Problem: Count the lines in the data below that contain the string "link", and reply with only the number.

Extracted data:
——————

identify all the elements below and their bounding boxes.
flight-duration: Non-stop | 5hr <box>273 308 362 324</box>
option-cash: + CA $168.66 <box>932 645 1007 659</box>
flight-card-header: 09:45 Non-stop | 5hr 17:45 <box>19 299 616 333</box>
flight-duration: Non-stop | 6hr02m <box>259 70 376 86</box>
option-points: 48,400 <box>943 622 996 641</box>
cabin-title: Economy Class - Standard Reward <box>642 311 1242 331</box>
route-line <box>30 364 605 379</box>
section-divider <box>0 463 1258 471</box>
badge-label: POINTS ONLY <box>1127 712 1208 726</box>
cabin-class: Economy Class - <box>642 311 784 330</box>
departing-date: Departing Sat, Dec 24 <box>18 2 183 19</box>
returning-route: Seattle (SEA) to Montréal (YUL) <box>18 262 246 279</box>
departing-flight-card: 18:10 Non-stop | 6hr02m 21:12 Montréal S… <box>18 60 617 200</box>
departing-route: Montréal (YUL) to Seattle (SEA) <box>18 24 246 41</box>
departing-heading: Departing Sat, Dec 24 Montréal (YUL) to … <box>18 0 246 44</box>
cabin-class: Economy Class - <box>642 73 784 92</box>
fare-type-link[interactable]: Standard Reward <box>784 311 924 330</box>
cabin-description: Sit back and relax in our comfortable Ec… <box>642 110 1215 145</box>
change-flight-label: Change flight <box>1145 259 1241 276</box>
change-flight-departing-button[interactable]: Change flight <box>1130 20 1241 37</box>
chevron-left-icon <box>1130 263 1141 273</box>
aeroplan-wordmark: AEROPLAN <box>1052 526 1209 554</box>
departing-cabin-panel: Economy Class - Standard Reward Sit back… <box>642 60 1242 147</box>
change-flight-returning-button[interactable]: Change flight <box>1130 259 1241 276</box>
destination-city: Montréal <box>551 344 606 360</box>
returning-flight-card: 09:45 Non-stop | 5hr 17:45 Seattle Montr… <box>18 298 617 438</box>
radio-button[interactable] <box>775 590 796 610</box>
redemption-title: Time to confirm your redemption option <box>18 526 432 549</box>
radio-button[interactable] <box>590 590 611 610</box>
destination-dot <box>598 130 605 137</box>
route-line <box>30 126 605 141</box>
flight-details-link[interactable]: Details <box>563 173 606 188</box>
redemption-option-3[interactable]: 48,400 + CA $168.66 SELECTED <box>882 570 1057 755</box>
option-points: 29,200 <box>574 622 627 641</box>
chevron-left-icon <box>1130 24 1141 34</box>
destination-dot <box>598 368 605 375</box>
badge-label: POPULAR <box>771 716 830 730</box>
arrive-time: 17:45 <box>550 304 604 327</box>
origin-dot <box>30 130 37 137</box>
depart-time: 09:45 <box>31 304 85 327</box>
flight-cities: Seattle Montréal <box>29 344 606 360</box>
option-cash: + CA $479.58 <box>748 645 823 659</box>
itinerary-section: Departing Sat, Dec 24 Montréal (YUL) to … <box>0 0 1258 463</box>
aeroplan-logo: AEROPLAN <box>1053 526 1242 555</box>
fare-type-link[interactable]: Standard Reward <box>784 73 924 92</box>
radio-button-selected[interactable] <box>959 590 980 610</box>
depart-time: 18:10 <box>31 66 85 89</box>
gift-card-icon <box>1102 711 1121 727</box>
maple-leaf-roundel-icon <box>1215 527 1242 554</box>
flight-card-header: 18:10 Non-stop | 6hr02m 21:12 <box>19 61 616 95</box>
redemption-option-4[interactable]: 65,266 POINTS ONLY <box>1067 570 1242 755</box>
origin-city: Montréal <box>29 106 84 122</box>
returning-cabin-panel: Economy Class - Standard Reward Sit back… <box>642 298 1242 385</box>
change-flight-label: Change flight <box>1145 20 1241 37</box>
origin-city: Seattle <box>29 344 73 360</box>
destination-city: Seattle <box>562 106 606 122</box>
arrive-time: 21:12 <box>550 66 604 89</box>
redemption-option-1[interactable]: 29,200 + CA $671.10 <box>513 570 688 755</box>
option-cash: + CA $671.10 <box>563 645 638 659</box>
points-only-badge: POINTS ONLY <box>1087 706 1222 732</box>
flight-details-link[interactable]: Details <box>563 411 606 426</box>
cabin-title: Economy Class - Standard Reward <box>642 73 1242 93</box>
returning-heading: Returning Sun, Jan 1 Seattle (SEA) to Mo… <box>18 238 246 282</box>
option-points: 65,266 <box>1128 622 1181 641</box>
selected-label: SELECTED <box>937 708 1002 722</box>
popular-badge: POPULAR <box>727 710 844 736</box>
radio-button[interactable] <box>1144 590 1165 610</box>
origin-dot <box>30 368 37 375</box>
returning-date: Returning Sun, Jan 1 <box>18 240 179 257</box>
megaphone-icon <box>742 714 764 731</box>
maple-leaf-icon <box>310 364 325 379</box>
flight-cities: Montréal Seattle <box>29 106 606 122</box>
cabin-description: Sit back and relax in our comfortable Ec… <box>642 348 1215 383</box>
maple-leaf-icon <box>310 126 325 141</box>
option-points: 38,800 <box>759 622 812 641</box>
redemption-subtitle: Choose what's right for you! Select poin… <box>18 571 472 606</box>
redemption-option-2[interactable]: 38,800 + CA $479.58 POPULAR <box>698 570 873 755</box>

——————

Result below: 4